- _The problem_
Identify all lines in the listing that include the word "ylabel", and copy them out.

Entries with figure data
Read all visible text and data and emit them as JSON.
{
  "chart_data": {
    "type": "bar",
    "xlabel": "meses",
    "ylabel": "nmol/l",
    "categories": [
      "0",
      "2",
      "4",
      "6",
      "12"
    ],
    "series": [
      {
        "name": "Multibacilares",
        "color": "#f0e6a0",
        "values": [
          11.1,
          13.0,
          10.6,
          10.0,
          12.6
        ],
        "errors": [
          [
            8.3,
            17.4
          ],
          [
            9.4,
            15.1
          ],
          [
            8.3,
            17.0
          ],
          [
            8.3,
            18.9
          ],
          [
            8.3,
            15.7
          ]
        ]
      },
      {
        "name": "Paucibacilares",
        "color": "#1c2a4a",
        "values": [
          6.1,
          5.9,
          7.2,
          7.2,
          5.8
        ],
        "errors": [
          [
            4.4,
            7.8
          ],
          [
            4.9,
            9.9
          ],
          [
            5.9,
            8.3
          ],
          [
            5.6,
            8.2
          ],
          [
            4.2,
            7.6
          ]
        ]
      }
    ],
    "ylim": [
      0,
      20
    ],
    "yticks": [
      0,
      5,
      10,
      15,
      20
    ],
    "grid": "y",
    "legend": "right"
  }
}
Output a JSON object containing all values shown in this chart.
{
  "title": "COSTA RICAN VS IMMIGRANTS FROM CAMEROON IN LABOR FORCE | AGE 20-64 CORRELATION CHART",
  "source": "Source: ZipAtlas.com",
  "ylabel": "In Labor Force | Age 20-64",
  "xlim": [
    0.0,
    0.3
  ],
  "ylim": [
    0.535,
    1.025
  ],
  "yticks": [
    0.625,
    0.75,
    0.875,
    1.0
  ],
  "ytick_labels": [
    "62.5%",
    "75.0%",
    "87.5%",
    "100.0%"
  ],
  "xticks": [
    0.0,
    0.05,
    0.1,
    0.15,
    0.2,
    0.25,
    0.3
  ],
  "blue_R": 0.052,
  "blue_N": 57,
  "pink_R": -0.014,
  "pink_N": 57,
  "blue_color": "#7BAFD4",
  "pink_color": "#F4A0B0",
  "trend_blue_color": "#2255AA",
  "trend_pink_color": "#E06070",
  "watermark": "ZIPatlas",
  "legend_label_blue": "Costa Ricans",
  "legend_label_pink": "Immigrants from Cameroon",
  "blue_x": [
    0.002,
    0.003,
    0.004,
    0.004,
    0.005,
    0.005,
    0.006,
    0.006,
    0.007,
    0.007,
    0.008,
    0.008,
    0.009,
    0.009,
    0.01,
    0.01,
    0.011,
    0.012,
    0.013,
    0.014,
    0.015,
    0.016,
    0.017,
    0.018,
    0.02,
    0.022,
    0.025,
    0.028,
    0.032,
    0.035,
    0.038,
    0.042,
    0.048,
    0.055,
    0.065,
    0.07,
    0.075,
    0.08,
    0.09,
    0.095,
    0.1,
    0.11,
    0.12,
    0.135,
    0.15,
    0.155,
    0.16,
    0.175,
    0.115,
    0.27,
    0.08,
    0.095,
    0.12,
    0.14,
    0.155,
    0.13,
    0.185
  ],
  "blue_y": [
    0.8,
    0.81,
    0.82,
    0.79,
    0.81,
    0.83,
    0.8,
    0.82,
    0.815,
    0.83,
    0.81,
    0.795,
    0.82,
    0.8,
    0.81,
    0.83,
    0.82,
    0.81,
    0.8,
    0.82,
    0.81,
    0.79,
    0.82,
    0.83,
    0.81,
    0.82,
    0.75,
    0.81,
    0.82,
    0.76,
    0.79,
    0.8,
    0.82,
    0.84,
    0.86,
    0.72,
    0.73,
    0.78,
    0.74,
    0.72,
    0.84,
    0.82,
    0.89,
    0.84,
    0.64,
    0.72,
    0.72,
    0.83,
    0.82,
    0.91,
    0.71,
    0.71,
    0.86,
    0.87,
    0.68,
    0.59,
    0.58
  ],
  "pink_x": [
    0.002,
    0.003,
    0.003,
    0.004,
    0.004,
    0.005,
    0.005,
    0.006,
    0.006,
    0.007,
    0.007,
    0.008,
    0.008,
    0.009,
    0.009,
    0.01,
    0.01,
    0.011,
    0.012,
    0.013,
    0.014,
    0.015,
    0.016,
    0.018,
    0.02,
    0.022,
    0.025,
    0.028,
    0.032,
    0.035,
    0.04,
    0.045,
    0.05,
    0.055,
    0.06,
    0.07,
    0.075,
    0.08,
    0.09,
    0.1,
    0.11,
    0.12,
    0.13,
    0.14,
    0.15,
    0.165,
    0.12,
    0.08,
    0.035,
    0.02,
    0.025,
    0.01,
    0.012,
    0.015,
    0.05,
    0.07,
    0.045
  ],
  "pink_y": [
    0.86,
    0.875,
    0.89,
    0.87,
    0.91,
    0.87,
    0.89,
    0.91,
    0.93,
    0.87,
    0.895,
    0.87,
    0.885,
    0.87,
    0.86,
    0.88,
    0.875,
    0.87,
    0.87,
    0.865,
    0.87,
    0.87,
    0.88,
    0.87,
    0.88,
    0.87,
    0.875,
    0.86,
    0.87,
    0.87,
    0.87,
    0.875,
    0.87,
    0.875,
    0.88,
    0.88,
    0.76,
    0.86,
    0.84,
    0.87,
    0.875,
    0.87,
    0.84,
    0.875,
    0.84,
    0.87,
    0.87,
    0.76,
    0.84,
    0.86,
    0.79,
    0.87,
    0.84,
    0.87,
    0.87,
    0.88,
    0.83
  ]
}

- _Expected answer_
    "ylabel": "nmol/l",
  "ylabel": "In Labor Force | Age 20-64",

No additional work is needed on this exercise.